## Given instruction
Images must not appear in your copy; reproduce every other part of the records exactly.

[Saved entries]
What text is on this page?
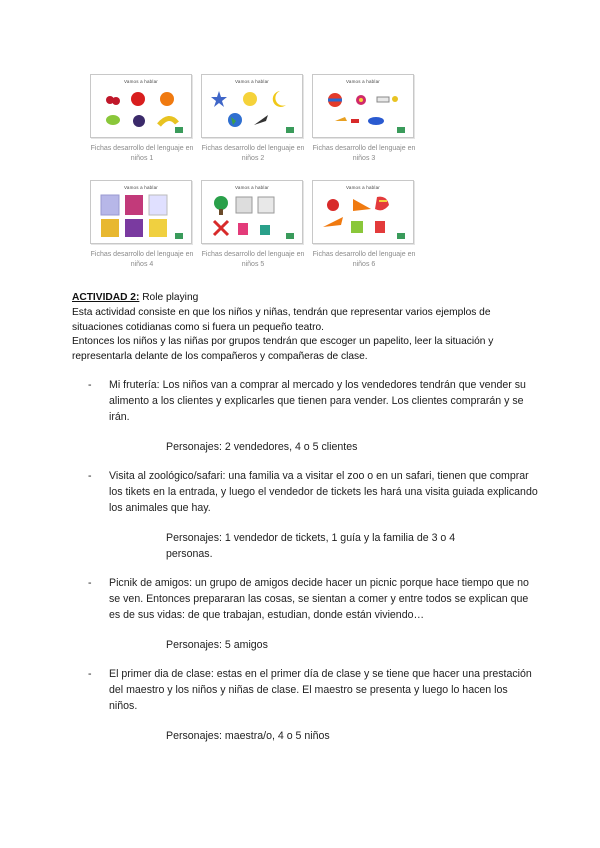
Vamos a hablar
Fichas desarrollo del lenguaje en niños 1
Vamos a hablar
Fichas desarrollo del lenguaje en niños 2
Vamos a hablar
Fichas desarrollo del lenguaje en niños 3
Vamos a hablar
Fichas desarrollo del lenguaje en niños 4
Vamos a hablar
Fichas desarrollo del lenguaje en niños 5
Vamos a hablar
Fichas desarrollo del lenguaje en niños 6

ACTIVIDAD 2: Role playing

Esta actividad consiste en que los niños y niñas, tendrán que representar varios ejemplos de situaciones cotidianas como si fuera un pequeño teatro.

Entonces los niños y las niñas por grupos tendrán que escoger un papelito, leer la situación y representarla delante de los compañeros y compañeras de clase.

- Mi frutería: Los niños van a comprar al mercado y los vendedores tendrán que vender su alimento a los clientes y explicarles que tienen para vender. Los clientes comprarán y se irán.
Personajes: 2 vendedores, 4 o 5 clientes
- Visita al zoológico/safari: una familia va a visitar el zoo o en un safari, tienen que comprar los tikets en la entrada, y luego el vendedor de tickets les hará una visita guiada explicando los animales que hay.
Personajes: 1 vendedor de tickets, 1 guía y la familia de 3 o 4 personas.
- Picnik de amigos: un grupo de amigos decide hacer un picnic porque hace tiempo que no se ven. Entonces prepararan las cosas, se sientan a comer y entre todos se explican que es de sus vidas: de que trabajan, estudian, donde están viviendo…
Personajes: 5 amigos
- El primer dia de clase: estas en el primer día de clase y se tiene que hacer una prestación del maestro y los niños y niñas de clase. El maestro se presenta y luego lo hacen los niños.
Personajes: maestra/o, 4 o 5 niños
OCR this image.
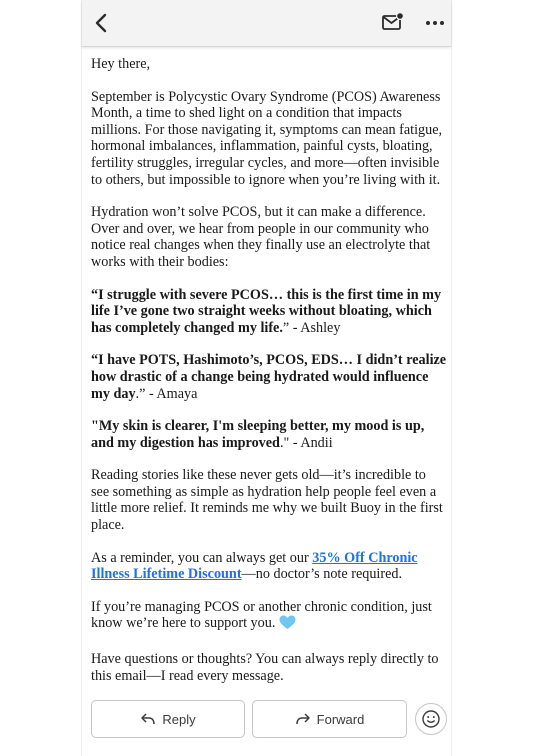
Hey there,

September is Polycystic Ovary Syndrome (PCOS) Awareness Month, a time to shed light on a condition that impacts millions. For those navigating it, symptoms can mean fatigue, hormonal imbalances, inflammation, painful cysts, bloating, fertility struggles, irregular cycles, and more—often invisible to others, but impossible to ignore when you’re living with it.

Hydration won’t solve PCOS, but it can make a difference. Over and over, we hear from people in our community who notice real changes when they finally use an electrolyte that works with their bodies:

“I struggle with severe PCOS… this is the first time in my life I’ve gone two straight weeks without bloating, which has completely changed my life.” - Ashley

“I have POTS, Hashimoto’s, PCOS, EDS… I didn’t realize how drastic of a change being hydrated would influence my day.” - Amaya

"My skin is clearer, I'm sleeping better, my mood is up, and my digestion has improved." - Andii

Reading stories like these never gets old—it’s incredible to see something as simple as hydration help people feel even a little more relief. It reminds me why we built Buoy in the first place.

As a reminder, you can always get our 35% Off Chronic Illness Lifetime Discount—no doctor’s note required.

If you’re managing PCOS or another chronic condition, just know we’re here to support you.

Have questions or thoughts? You can always reply directly to this email—I read every message.

Reply	Forward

## Response below
What text is on this page?
Vamos a hablar
Fichas desarrollo del lenguaje en niños 1
Vamos a hablar
Fichas desarrollo del lenguaje en niños 2
Vamos a hablar
Fichas desarrollo del lenguaje en niños 3
Vamos a hablar
Fichas desarrollo del lenguaje en niños 4
Vamos a hablar
Fichas desarrollo del lenguaje en niños 5
Vamos a hablar
Fichas desarrollo del lenguaje en niños 6

ACTIVIDAD 2: Role playing

Esta actividad consiste en que los niños y niñas, tendrán que representar varios ejemplos de situaciones cotidianas como si fuera un pequeño teatro.

Entonces los niños y las niñas por grupos tendrán que escoger un papelito, leer la situación y representarla delante de los compañeros y compañeras de clase.

- Mi frutería: Los niños van a comprar al mercado y los vendedores tendrán que vender su alimento a los clientes y explicarles que tienen para vender. Los clientes comprarán y se irán.
Personajes: 2 vendedores, 4 o 5 clientes
- Visita al zoológico/safari: una familia va a visitar el zoo o en un safari, tienen que comprar los tikets en la entrada, y luego el vendedor de tickets les hará una visita guiada explicando los animales que hay.
Personajes: 1 vendedor de tickets, 1 guía y la familia de 3 o 4 personas.
- Picnik de amigos: un grupo de amigos decide hacer un picnic porque hace tiempo que no se ven. Entonces prepararan las cosas, se sientan a comer y entre todos se explican que es de sus vidas: de que trabajan, estudian, donde están viviendo…
Personajes: 5 amigos
- El primer dia de clase: estas en el primer día de clase y se tiene que hacer una prestación del maestro y los niños y niñas de clase. El maestro se presenta y luego lo hacen los niños.
Personajes: maestra/o, 4 o 5 niños
OCR this image.
Hey there,

September is Polycystic Ovary Syndrome (PCOS) Awareness Month, a time to shed light on a condition that impacts millions. For those navigating it, symptoms can mean fatigue, hormonal imbalances, inflammation, painful cysts, bloating, fertility struggles, irregular cycles, and more—often invisible to others, but impossible to ignore when you’re living with it.

Hydration won’t solve PCOS, but it can make a difference. Over and over, we hear from people in our community who notice real changes when they finally use an electrolyte that works with their bodies:

“I struggle with severe PCOS… this is the first time in my life I’ve gone two straight weeks without bloating, which has completely changed my life.” - Ashley

“I have POTS, Hashimoto’s, PCOS, EDS… I didn’t realize how drastic of a change being hydrated would influence my day.” - Amaya

"My skin is clearer, I'm sleeping better, my mood is up, and my digestion has improved." - Andii

Reading stories like these never gets old—it’s incredible to see something as simple as hydration help people feel even a little more relief. It reminds me why we built Buoy in the first place.

As a reminder, you can always get our 35% Off Chronic Illness Lifetime Discount—no doctor’s note required.

If you’re managing PCOS or another chronic condition, just know we’re here to support you.

Have questions or thoughts? You can always reply directly to this email—I read every message.

Reply	Forward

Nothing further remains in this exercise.